** Begin **

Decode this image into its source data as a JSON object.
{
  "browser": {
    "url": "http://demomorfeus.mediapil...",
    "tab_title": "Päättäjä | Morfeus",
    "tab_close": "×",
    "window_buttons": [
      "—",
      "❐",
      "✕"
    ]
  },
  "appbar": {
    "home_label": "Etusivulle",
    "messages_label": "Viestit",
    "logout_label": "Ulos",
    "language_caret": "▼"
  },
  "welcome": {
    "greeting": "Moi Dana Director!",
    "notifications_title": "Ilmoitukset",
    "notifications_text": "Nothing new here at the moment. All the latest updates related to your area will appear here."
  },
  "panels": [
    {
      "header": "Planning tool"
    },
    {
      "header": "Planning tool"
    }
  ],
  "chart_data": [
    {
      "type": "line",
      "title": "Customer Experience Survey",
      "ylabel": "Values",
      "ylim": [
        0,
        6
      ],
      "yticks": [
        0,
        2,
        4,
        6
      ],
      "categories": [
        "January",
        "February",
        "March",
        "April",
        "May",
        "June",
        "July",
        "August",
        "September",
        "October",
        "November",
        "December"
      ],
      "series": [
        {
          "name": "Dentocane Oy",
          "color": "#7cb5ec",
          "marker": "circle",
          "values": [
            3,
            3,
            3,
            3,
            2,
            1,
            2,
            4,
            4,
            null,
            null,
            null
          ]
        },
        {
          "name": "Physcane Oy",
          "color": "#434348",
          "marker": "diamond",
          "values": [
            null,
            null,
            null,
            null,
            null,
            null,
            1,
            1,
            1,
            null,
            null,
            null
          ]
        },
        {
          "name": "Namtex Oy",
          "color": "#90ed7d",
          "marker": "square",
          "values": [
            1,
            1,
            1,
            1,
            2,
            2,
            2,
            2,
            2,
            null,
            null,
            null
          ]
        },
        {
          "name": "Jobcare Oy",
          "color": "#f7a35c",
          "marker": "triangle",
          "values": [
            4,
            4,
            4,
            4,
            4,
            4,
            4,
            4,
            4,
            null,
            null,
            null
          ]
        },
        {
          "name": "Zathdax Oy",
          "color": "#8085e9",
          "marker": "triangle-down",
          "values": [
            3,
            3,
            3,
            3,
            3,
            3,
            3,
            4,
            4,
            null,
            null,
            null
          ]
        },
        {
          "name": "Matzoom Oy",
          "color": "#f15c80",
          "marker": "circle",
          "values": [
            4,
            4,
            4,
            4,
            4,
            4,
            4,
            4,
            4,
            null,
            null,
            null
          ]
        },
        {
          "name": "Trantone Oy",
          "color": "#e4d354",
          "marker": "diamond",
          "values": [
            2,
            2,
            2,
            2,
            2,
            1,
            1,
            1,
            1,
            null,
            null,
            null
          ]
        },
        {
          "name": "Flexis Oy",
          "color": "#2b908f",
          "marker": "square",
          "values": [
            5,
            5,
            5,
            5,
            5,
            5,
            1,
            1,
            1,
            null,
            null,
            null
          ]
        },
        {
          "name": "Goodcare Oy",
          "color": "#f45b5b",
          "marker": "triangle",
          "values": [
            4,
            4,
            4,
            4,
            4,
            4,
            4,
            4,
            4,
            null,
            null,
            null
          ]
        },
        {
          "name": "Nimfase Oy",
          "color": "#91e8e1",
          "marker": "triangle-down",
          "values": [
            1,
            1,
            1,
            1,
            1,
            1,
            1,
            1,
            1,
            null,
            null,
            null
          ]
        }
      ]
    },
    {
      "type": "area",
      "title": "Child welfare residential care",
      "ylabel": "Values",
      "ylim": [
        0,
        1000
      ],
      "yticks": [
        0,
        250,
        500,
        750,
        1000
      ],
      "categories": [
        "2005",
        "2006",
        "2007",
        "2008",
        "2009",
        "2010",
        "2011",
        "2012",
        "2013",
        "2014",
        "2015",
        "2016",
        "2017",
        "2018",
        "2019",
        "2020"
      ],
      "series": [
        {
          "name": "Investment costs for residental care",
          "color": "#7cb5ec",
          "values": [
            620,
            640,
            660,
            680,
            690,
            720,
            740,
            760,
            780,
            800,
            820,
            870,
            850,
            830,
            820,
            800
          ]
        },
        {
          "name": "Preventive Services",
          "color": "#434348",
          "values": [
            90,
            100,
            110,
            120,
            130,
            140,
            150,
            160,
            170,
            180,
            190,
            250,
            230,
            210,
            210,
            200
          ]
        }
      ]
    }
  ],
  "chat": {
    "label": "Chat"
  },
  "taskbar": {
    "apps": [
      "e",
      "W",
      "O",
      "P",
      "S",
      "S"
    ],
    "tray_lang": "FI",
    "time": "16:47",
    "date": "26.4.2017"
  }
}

** End **

TASK INSTRUCTIONS:
Give the listing above again, word for word.

CORRECT ANSWER:
Decode this image into its source data as a JSON object.
{
  "browser": {
    "url": "http://demomorfeus.mediapil...",
    "tab_title": "Päättäjä | Morfeus",
    "tab_close": "×",
    "window_buttons": [
      "—",
      "❐",
      "✕"
    ]
  },
  "appbar": {
    "home_label": "Etusivulle",
    "messages_label": "Viestit",
    "logout_label": "Ulos",
    "language_caret": "▼"
  },
  "welcome": {
    "greeting": "Moi Dana Director!",
    "notifications_title": "Ilmoitukset",
    "notifications_text": "Nothing new here at the moment. All the latest updates related to your area will appear here."
  },
  "panels": [
    {
      "header": "Planning tool"
    },
    {
      "header": "Planning tool"
    }
  ],
  "chart_data": [
    {
      "type": "line",
      "title": "Customer Experience Survey",
      "ylabel": "Values",
      "ylim": [
        0,
        6
      ],
      "yticks": [
        0,
        2,
        4,
        6
      ],
      "categories": [
        "January",
        "February",
        "March",
        "April",
        "May",
        "June",
        "July",
        "August",
        "September",
        "October",
        "November",
        "December"
      ],
      "series": [
        {
          "name": "Dentocane Oy",
          "color": "#7cb5ec",
          "marker": "circle",
          "values": [
            3,
            3,
            3,
            3,
            2,
            1,
            2,
            4,
            4,
            null,
            null,
            null
          ]
        },
        {
          "name": "Physcane Oy",
          "color": "#434348",
          "marker": "diamond",
          "values": [
            null,
            null,
            null,
            null,
            null,
            null,
            1,
            1,
            1,
            null,
            null,
            null
          ]
        },
        {
          "name": "Namtex Oy",
          "color": "#90ed7d",
          "marker": "square",
          "values": [
            1,
            1,
            1,
            1,
            2,
            2,
            2,
            2,
            2,
            null,
            null,
            null
          ]
        },
        {
          "name": "Jobcare Oy",
          "color": "#f7a35c",
          "marker": "triangle",
          "values": [
            4,
            4,
            4,
            4,
            4,
            4,
            4,
            4,
            4,
            null,
            null,
            null
          ]
        },
        {
          "name": "Zathdax Oy",
          "color": "#8085e9",
          "marker": "triangle-down",
          "values": [
            3,
            3,
            3,
            3,
            3,
            3,
            3,
            4,
            4,
            null,
            null,
            null
          ]
        },
        {
          "name": "Matzoom Oy",
          "color": "#f15c80",
          "marker": "circle",
          "values": [
            4,
            4,
            4,
            4,
            4,
            4,
            4,
            4,
            4,
            null,
            null,
            null
          ]
        },
        {
          "name": "Trantone Oy",
          "color": "#e4d354",
          "marker": "diamond",
          "values": [
            2,
            2,
            2,
            2,
            2,
            1,
            1,
            1,
            1,
            null,
            null,
            null
          ]
        },
        {
          "name": "Flexis Oy",
          "color": "#2b908f",
          "marker": "square",
          "values": [
            5,
            5,
            5,
            5,
            5,
            5,
            1,
            1,
            1,
            null,
            null,
            null
          ]
        },
        {
          "name": "Goodcare Oy",
          "color": "#f45b5b",
          "marker": "triangle",
          "values": [
            4,
            4,
            4,
            4,
            4,
            4,
            4,
            4,
            4,
            null,
            null,
            null
          ]
        },
        {
          "name": "Nimfase Oy",
          "color": "#91e8e1",
          "marker": "triangle-down",
          "values": [
            1,
            1,
            1,
            1,
            1,
            1,
            1,
            1,
            1,
            null,
            null,
            null
          ]
        }
      ]
    },
    {
      "type": "area",
      "title": "Child welfare residential care",
      "ylabel": "Values",
      "ylim": [
        0,
        1000
      ],
      "yticks": [
        0,
        250,
        500,
        750,
        1000
      ],
      "categories": [
        "2005",
        "2006",
        "2007",
        "2008",
        "2009",
        "2010",
        "2011",
        "2012",
        "2013",
        "2014",
        "2015",
        "2016",
        "2017",
        "2018",
        "2019",
        "2020"
      ],
      "series": [
        {
          "name": "Investment costs for residental care",
          "color": "#7cb5ec",
          "values": [
            620,
            640,
            660,
            680,
            690,
            720,
            740,
            760,
            780,
            800,
            820,
            870,
            850,
            830,
            820,
            800
          ]
        },
        {
          "name": "Preventive Services",
          "color": "#434348",
          "values": [
            90,
            100,
            110,
            120,
            130,
            140,
            150,
            160,
            170,
            180,
            190,
            250,
            230,
            210,
            210,
            200
          ]
        }
      ]
    }
  ],
  "chat": {
    "label": "Chat"
  },
  "taskbar": {
    "apps": [
      "e",
      "W",
      "O",
      "P",
      "S",
      "S"
    ],
    "tray_lang": "FI",
    "time": "16:47",
    "date": "26.4.2017"
  }
}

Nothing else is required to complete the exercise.